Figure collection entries
-*-
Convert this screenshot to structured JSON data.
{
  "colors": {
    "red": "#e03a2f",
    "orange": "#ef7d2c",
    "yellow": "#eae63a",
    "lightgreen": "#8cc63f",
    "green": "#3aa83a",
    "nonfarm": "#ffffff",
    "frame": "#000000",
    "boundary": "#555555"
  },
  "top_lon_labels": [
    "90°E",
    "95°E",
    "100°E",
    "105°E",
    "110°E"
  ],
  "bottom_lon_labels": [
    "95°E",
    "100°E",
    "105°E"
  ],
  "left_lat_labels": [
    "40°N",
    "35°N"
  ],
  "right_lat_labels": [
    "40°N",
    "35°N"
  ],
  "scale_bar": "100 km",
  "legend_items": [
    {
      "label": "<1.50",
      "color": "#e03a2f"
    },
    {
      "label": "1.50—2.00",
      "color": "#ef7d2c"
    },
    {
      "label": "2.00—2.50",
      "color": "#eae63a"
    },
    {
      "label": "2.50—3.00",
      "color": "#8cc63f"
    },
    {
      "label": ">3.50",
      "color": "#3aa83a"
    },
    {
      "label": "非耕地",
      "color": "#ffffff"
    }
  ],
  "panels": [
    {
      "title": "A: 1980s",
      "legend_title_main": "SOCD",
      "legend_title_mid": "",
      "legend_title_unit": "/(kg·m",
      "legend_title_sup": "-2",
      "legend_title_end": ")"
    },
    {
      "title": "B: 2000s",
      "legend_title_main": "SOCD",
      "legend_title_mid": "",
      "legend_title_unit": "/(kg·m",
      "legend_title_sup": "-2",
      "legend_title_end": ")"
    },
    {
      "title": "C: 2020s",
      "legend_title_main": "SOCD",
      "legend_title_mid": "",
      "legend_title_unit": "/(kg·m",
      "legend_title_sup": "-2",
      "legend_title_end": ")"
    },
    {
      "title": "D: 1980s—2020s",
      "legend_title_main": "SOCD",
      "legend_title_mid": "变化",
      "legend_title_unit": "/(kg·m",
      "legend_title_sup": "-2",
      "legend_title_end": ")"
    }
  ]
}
-*-
**GIVEN EXERCISE:** Would you copy out each line exactly as written?

**PROBLEM SOLUTION:**
Convert this screenshot to structured JSON data.
{
  "colors": {
    "red": "#e03a2f",
    "orange": "#ef7d2c",
    "yellow": "#eae63a",
    "lightgreen": "#8cc63f",
    "green": "#3aa83a",
    "nonfarm": "#ffffff",
    "frame": "#000000",
    "boundary": "#555555"
  },
  "top_lon_labels": [
    "90°E",
    "95°E",
    "100°E",
    "105°E",
    "110°E"
  ],
  "bottom_lon_labels": [
    "95°E",
    "100°E",
    "105°E"
  ],
  "left_lat_labels": [
    "40°N",
    "35°N"
  ],
  "right_lat_labels": [
    "40°N",
    "35°N"
  ],
  "scale_bar": "100 km",
  "legend_items": [
    {
      "label": "<1.50",
      "color": "#e03a2f"
    },
    {
      "label": "1.50—2.00",
      "color": "#ef7d2c"
    },
    {
      "label": "2.00—2.50",
      "color": "#eae63a"
    },
    {
      "label": "2.50—3.00",
      "color": "#8cc63f"
    },
    {
      "label": ">3.50",
      "color": "#3aa83a"
    },
    {
      "label": "非耕地",
      "color": "#ffffff"
    }
  ],
  "panels": [
    {
      "title": "A: 1980s",
      "legend_title_main": "SOCD",
      "legend_title_mid": "",
      "legend_title_unit": "/(kg·m",
      "legend_title_sup": "-2",
      "legend_title_end": ")"
    },
    {
      "title": "B: 2000s",
      "legend_title_main": "SOCD",
      "legend_title_mid": "",
      "legend_title_unit": "/(kg·m",
      "legend_title_sup": "-2",
      "legend_title_end": ")"
    },
    {
      "title": "C: 2020s",
      "legend_title_main": "SOCD",
      "legend_title_mid": "",
      "legend_title_unit": "/(kg·m",
      "legend_title_sup": "-2",
      "legend_title_end": ")"
    },
    {
      "title": "D: 1980s—2020s",
      "legend_title_main": "SOCD",
      "legend_title_mid": "变化",
      "legend_title_unit": "/(kg·m",
      "legend_title_sup": "-2",
      "legend_title_end": ")"
    }
  ]
}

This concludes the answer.